-- START Input data --
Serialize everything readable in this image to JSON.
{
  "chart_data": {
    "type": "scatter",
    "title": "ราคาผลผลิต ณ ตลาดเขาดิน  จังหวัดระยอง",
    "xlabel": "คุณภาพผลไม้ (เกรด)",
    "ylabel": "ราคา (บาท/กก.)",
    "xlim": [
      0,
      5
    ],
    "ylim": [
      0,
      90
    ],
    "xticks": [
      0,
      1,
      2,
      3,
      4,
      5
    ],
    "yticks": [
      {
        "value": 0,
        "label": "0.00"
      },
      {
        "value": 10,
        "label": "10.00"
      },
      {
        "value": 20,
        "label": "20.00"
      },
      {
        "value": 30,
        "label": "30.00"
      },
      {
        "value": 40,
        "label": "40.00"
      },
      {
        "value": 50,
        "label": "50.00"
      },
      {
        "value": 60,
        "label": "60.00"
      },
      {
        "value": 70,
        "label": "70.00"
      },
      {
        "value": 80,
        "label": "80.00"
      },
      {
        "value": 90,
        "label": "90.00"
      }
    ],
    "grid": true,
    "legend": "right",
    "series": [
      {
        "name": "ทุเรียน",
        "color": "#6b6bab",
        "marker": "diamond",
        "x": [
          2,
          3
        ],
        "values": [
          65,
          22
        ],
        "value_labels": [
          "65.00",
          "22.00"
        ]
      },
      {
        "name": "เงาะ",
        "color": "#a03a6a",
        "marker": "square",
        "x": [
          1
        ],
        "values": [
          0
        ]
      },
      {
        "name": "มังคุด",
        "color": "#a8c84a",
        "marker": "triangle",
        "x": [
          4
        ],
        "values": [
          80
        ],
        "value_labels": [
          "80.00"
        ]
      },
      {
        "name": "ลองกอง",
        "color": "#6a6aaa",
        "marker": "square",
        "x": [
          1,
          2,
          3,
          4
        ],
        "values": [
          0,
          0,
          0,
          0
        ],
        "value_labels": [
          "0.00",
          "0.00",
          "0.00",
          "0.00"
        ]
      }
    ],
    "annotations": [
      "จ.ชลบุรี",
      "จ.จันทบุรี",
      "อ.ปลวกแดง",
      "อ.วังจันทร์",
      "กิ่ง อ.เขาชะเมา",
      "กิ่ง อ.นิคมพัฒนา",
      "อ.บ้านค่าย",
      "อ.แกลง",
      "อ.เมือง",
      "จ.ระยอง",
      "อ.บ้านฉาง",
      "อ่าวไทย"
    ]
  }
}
-- END Input data --
Only the number is wanted: how many lines in the preceding entries hold the string "color"?

4